What you will do:
Answer with one number: how many lines hold the string "subtitle".

######

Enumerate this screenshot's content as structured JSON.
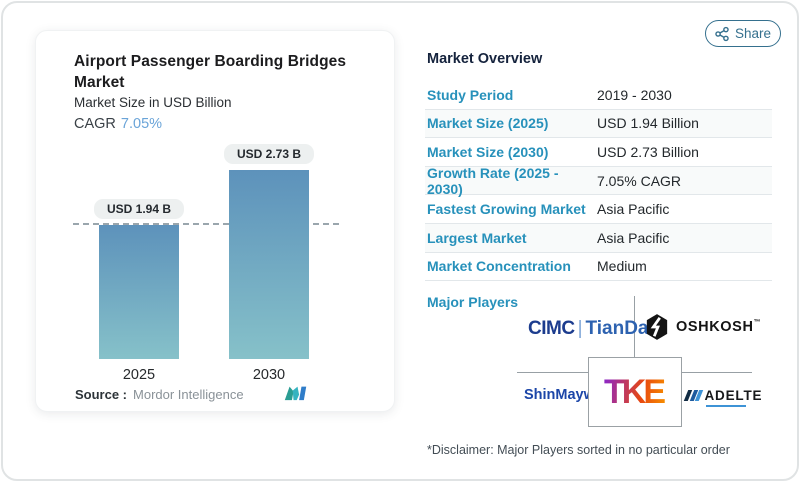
{
  "share": {
    "label": "Share"
  },
  "chart_card": {
    "title": "Airport Passenger Boarding Bridges Market",
    "subtitle": "Market Size in USD Billion",
    "cagr_label": "CAGR",
    "cagr_value": "7.05%",
    "source_label": "Source :",
    "source_value": "Mordor Intelligence"
  },
  "chart_data": {
    "type": "bar",
    "title": "Airport Passenger Boarding Bridges Market",
    "ylabel": "Market Size in USD Billion",
    "unit": "USD Billion",
    "categories": [
      "2025",
      "2030"
    ],
    "values": [
      1.94,
      2.73
    ],
    "bar_labels": [
      "USD 1.94 B",
      "USD 2.73 B"
    ],
    "cagr_percent": 7.05,
    "reference_value": 1.94,
    "ylim": [
      0,
      3.2
    ],
    "grid": "off",
    "legend": "none"
  },
  "overview": {
    "heading": "Market Overview",
    "rows": [
      {
        "label": "Study Period",
        "value": "2019 - 2030"
      },
      {
        "label": "Market Size (2025)",
        "value": "USD 1.94 Billion"
      },
      {
        "label": "Market Size (2030)",
        "value": "USD 2.73 Billion"
      },
      {
        "label": "Growth Rate (2025 - 2030)",
        "value": "7.05% CAGR"
      },
      {
        "label": "Fastest Growing Market",
        "value": "Asia Pacific"
      },
      {
        "label": "Largest Market",
        "value": "Asia Pacific"
      },
      {
        "label": "Market Concentration",
        "value": "Medium"
      }
    ],
    "major_players_label": "Major Players",
    "players": {
      "cimc_part1": "CIMC",
      "cimc_sep": "|",
      "cimc_part2": "TianDa",
      "oshkosh": "OSHKOSH",
      "oshkosh_tm": "™",
      "shinmaywa": "ShinMaywa",
      "tke": "TKE",
      "adelte": "ADELTE"
    },
    "disclaimer": "*Disclaimer: Major Players sorted in no particular order"
  },
  "colors": {
    "accent_label_blue": "#2791bb",
    "share_teal": "#35708e",
    "cagr_blue": "#6aa4d8",
    "bar_gradient_top": "#5d92bb",
    "bar_gradient_bottom": "#86c1c9",
    "reference_line_gray": "#9aa6ad",
    "cimc_navy": "#1c3c8e",
    "tianda_blue": "#2d62b0",
    "shinmaywa_blue": "#1c46a8",
    "oshkosh_black": "#141414",
    "tke_gradient": [
      "#8f28c0",
      "#e8470f",
      "#f68b00"
    ],
    "mi_logo_teal": "#2a9d93",
    "mi_logo_blue": "#2f7dc9"
  }
}
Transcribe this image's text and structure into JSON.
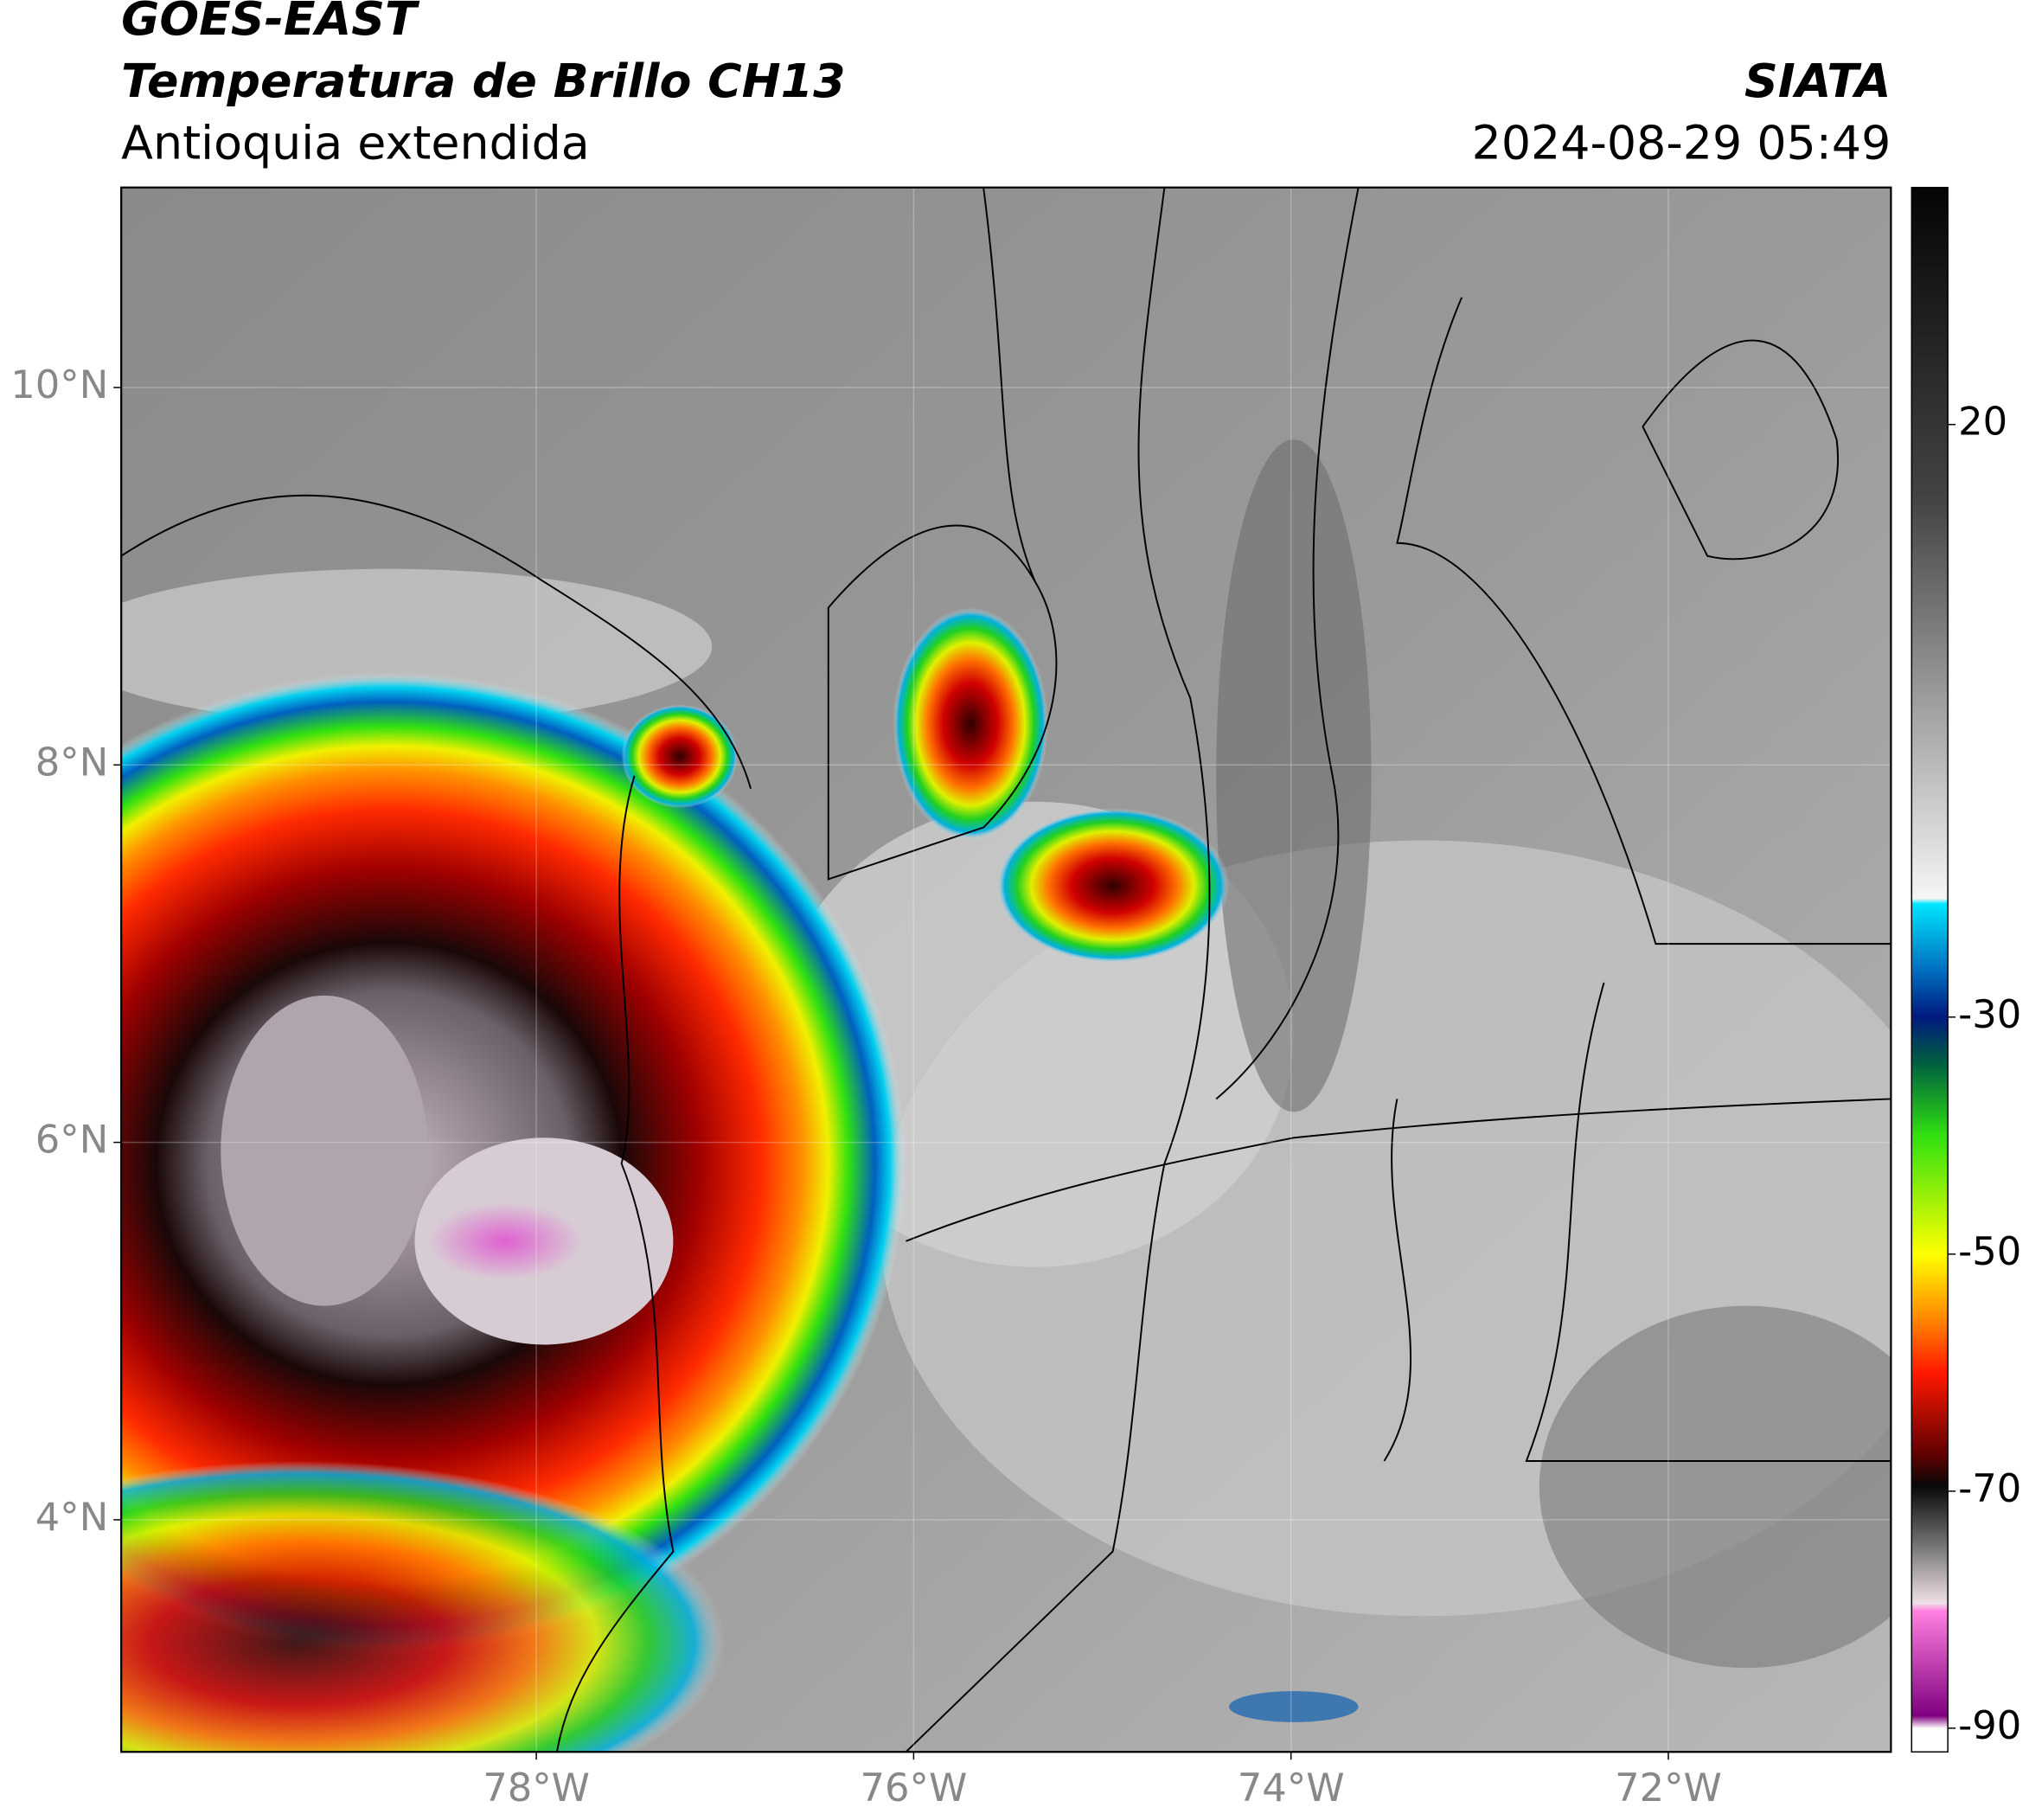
{
  "header": {
    "title_line1": "GOES-EAST",
    "title_line2": "Temperatura de Brillo CH13",
    "subtitle": "Antioquia extendida",
    "source": "SIATA",
    "datetime": "2024-08-29 05:49"
  },
  "chart_data": {
    "type": "map",
    "xlim": [
      -80.2,
      -70.82
    ],
    "ylim": [
      2.77,
      11.06
    ],
    "xticks": [
      {
        "value": -78,
        "label": "78°W"
      },
      {
        "value": -76,
        "label": "76°W"
      },
      {
        "value": -74,
        "label": "74°W"
      },
      {
        "value": -72,
        "label": "72°W"
      }
    ],
    "yticks": [
      {
        "value": 10,
        "label": "10°N"
      },
      {
        "value": 8,
        "label": "8°N"
      },
      {
        "value": 6,
        "label": "6°N"
      },
      {
        "value": 4,
        "label": "4°N"
      }
    ],
    "grid": true,
    "colorbar": {
      "lim": [
        -92,
        40
      ],
      "ticks": [
        20,
        -30,
        -50,
        -70,
        -90
      ]
    }
  }
}
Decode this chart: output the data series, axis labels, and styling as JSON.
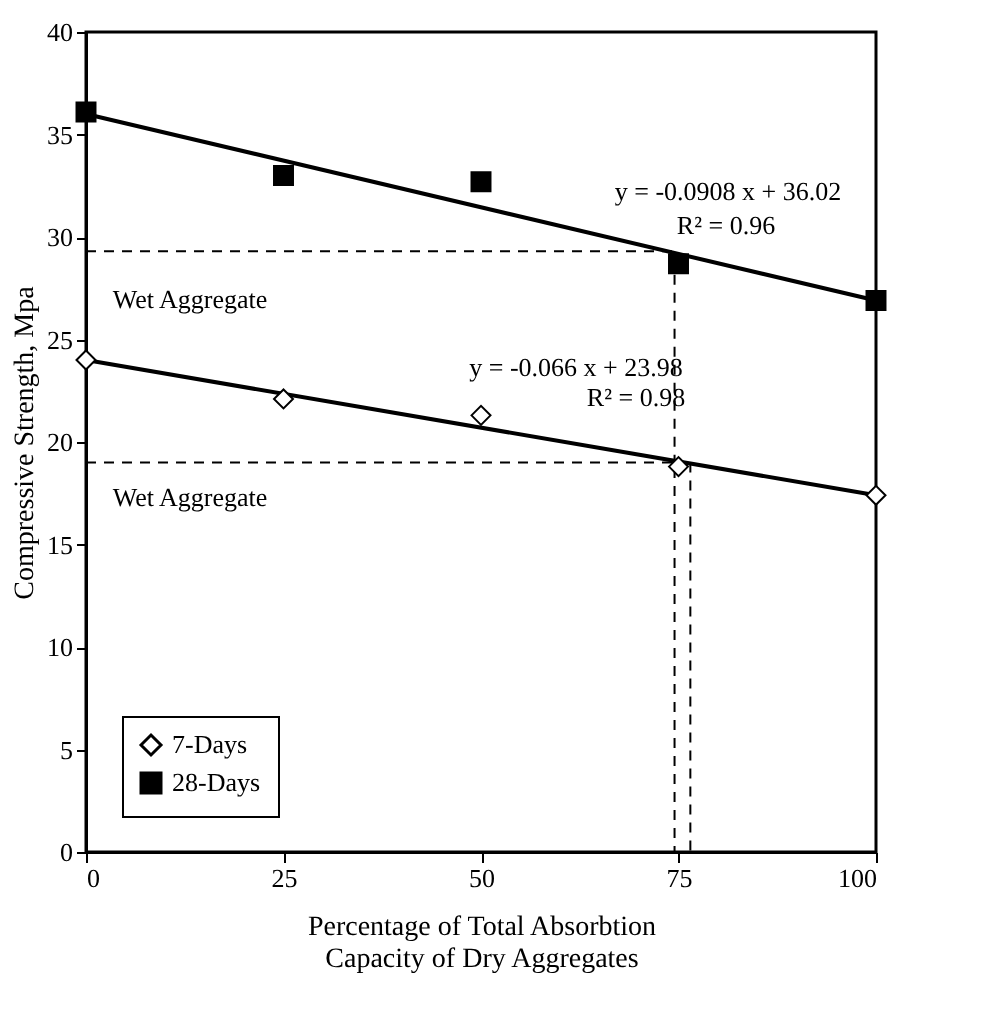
{
  "chart_data": {
    "type": "scatter",
    "xlabel": "Percentage of Total Absorbtion\nCapacity of Dry Aggregates",
    "ylabel": "Compressive Strength, Mpa",
    "x": [
      0,
      25,
      50,
      75,
      100
    ],
    "series": [
      {
        "name": "7-Days",
        "marker": "diamond",
        "color": "#000000",
        "values": [
          24.0,
          22.1,
          21.3,
          18.8,
          17.4
        ]
      },
      {
        "name": "28-Days",
        "marker": "square",
        "color": "#000000",
        "values": [
          36.1,
          33.0,
          32.7,
          28.7,
          26.9
        ]
      },
      {
        "type": "line",
        "x": [
          0,
          100
        ],
        "color": "#000000",
        "line_style": "solid",
        "values": [
          24.0,
          17.4
        ]
      },
      {
        "type": "line",
        "x": [
          0,
          100
        ],
        "color": "#000000",
        "line_style": "solid",
        "values": [
          36.0,
          26.9
        ]
      },
      {
        "type": "line",
        "x": [
          0,
          74.5,
          74.5
        ],
        "color": "#000000",
        "line_style": "dashed",
        "values": [
          29.3,
          29.3,
          19
        ]
      },
      {
        "type": "line",
        "x": [
          0,
          74.5,
          74.5
        ],
        "color": "#000000",
        "line_style": "dashed",
        "values": [
          19,
          19,
          0
        ]
      },
      {
        "type": "line",
        "x": [
          76.5,
          76.5
        ],
        "color": "#000000",
        "line_style": "dashed",
        "values": [
          19,
          0
        ]
      }
    ],
    "annotations": [
      "y = -0.0908 x + 36.02",
      "R² = 0.96",
      "y = -0.066 x + 23.98",
      "R² = 0.98",
      "Wet Aggregate",
      "Wet Aggregate"
    ],
    "xlim": [
      0,
      100
    ],
    "ylim": [
      0,
      40
    ],
    "xticks": [
      0,
      25,
      50,
      75,
      100
    ],
    "yticks": [
      0,
      5,
      10,
      15,
      20,
      25,
      30,
      35,
      40
    ],
    "grid": false,
    "legend": "bottom left"
  }
}
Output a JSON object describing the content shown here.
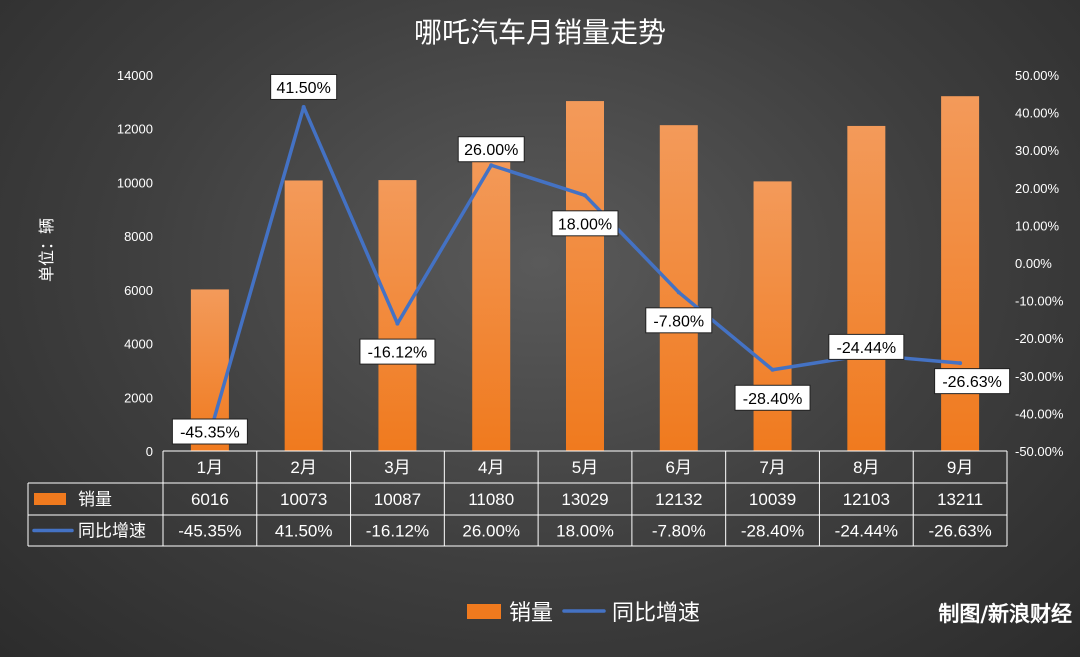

######

Exercise response:
2